Return the listing beneath precisely, with every line intact.
********
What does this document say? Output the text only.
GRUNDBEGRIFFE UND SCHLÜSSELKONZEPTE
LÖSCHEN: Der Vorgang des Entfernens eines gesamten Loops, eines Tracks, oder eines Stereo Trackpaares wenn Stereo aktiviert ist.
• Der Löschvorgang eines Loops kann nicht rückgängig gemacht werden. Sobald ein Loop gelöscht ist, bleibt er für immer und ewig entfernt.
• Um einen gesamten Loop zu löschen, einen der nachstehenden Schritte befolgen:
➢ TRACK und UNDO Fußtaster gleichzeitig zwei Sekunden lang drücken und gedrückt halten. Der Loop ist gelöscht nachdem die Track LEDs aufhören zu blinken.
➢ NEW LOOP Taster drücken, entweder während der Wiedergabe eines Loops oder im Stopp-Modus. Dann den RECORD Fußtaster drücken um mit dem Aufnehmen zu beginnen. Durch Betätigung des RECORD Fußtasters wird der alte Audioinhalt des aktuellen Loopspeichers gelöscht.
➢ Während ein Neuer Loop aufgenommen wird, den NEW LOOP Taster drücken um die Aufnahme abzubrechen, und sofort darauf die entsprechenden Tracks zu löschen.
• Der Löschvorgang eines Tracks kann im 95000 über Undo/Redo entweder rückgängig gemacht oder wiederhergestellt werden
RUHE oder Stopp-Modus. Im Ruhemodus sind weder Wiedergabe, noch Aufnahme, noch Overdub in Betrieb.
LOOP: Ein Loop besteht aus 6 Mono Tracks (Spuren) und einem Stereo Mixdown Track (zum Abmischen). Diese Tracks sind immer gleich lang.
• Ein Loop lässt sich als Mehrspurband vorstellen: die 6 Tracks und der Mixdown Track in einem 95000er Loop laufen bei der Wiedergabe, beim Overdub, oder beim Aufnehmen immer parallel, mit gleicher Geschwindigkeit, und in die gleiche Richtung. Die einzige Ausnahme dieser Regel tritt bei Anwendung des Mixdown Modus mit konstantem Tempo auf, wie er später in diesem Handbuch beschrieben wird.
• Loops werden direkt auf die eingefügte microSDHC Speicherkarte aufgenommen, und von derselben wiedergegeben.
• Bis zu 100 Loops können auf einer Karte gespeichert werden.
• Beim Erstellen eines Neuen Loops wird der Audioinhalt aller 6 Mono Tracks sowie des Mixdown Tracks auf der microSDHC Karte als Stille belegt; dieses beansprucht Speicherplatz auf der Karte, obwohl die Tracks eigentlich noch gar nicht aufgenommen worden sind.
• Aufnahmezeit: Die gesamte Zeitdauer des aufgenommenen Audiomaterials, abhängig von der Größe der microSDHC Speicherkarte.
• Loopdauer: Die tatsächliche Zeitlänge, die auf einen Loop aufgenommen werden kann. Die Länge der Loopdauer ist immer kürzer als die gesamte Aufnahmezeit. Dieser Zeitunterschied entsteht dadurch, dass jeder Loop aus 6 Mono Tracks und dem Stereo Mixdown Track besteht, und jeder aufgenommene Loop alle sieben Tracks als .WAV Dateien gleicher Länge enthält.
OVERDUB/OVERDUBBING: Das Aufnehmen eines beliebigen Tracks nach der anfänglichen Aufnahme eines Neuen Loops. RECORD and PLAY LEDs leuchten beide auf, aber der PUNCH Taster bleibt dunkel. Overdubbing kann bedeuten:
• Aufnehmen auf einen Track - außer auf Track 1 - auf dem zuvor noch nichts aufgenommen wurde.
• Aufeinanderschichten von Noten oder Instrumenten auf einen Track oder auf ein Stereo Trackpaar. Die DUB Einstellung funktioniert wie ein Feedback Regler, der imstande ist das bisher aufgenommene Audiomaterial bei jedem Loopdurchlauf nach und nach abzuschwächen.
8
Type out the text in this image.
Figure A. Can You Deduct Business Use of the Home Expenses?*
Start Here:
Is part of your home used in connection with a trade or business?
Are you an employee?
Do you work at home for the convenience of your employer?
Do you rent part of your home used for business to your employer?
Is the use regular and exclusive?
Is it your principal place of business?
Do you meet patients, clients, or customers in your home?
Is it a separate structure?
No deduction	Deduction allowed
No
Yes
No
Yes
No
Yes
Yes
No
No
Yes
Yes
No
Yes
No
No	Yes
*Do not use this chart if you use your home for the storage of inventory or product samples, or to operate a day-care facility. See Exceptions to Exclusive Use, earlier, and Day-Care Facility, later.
********
Task solution:
What does this document say? Output the text only.
GRUNDBEGRIFFE UND SCHLÜSSELKONZEPTE
LÖSCHEN: Der Vorgang des Entfernens eines gesamten Loops, eines Tracks, oder eines Stereo Trackpaares wenn Stereo aktiviert ist.
• Der Löschvorgang eines Loops kann nicht rückgängig gemacht werden. Sobald ein Loop gelöscht ist, bleibt er für immer und ewig entfernt.
• Um einen gesamten Loop zu löschen, einen der nachstehenden Schritte befolgen:
➢ TRACK und UNDO Fußtaster gleichzeitig zwei Sekunden lang drücken und gedrückt halten. Der Loop ist gelöscht nachdem die Track LEDs aufhören zu blinken.
➢ NEW LOOP Taster drücken, entweder während der Wiedergabe eines Loops oder im Stopp-Modus. Dann den RECORD Fußtaster drücken um mit dem Aufnehmen zu beginnen. Durch Betätigung des RECORD Fußtasters wird der alte Audioinhalt des aktuellen Loopspeichers gelöscht.
➢ Während ein Neuer Loop aufgenommen wird, den NEW LOOP Taster drücken um die Aufnahme abzubrechen, und sofort darauf die entsprechenden Tracks zu löschen.
• Der Löschvorgang eines Tracks kann im 95000 über Undo/Redo entweder rückgängig gemacht oder wiederhergestellt werden
RUHE oder Stopp-Modus. Im Ruhemodus sind weder Wiedergabe, noch Aufnahme, noch Overdub in Betrieb.
LOOP: Ein Loop besteht aus 6 Mono Tracks (Spuren) und einem Stereo Mixdown Track (zum Abmischen). Diese Tracks sind immer gleich lang.
• Ein Loop lässt sich als Mehrspurband vorstellen: die 6 Tracks und der Mixdown Track in einem 95000er Loop laufen bei der Wiedergabe, beim Overdub, oder beim Aufnehmen immer parallel, mit gleicher Geschwindigkeit, und in die gleiche Richtung. Die einzige Ausnahme dieser Regel tritt bei Anwendung des Mixdown Modus mit konstantem Tempo auf, wie er später in diesem Handbuch beschrieben wird.
• Loops werden direkt auf die eingefügte microSDHC Speicherkarte aufgenommen, und von derselben wiedergegeben.
• Bis zu 100 Loops können auf einer Karte gespeichert werden.
• Beim Erstellen eines Neuen Loops wird der Audioinhalt aller 6 Mono Tracks sowie des Mixdown Tracks auf der microSDHC Karte als Stille belegt; dieses beansprucht Speicherplatz auf der Karte, obwohl die Tracks eigentlich noch gar nicht aufgenommen worden sind.
• Aufnahmezeit: Die gesamte Zeitdauer des aufgenommenen Audiomaterials, abhängig von der Größe der microSDHC Speicherkarte.
• Loopdauer: Die tatsächliche Zeitlänge, die auf einen Loop aufgenommen werden kann. Die Länge der Loopdauer ist immer kürzer als die gesamte Aufnahmezeit. Dieser Zeitunterschied entsteht dadurch, dass jeder Loop aus 6 Mono Tracks und dem Stereo Mixdown Track besteht, und jeder aufgenommene Loop alle sieben Tracks als .WAV Dateien gleicher Länge enthält.
OVERDUB/OVERDUBBING: Das Aufnehmen eines beliebigen Tracks nach der anfänglichen Aufnahme eines Neuen Loops. RECORD and PLAY LEDs leuchten beide auf, aber der PUNCH Taster bleibt dunkel. Overdubbing kann bedeuten:
• Aufnehmen auf einen Track - außer auf Track 1 - auf dem zuvor noch nichts aufgenommen wurde.
• Aufeinanderschichten von Noten oder Instrumenten auf einen Track oder auf ein Stereo Trackpaar. Die DUB Einstellung funktioniert wie ein Feedback Regler, der imstande ist das bisher aufgenommene Audiomaterial bei jedem Loopdurchlauf nach und nach abzuschwächen.
8
Type out the text in this image.
Figure A. Can You Deduct Business Use of the Home Expenses?*
Start Here:
Is part of your home used in connection with a trade or business?
Are you an employee?
Do you work at home for the convenience of your employer?
Do you rent part of your home used for business to your employer?
Is the use regular and exclusive?
Is it your principal place of business?
Do you meet patients, clients, or customers in your home?
Is it a separate structure?
No deduction	Deduction allowed
No
Yes
No
Yes
No
Yes
Yes
No
No
Yes
Yes
No
Yes
No
No	Yes
*Do not use this chart if you use your home for the storage of inventory or product samples, or to operate a day-care facility. See Exceptions to Exclusive Use, earlier, and Day-Care Facility, later.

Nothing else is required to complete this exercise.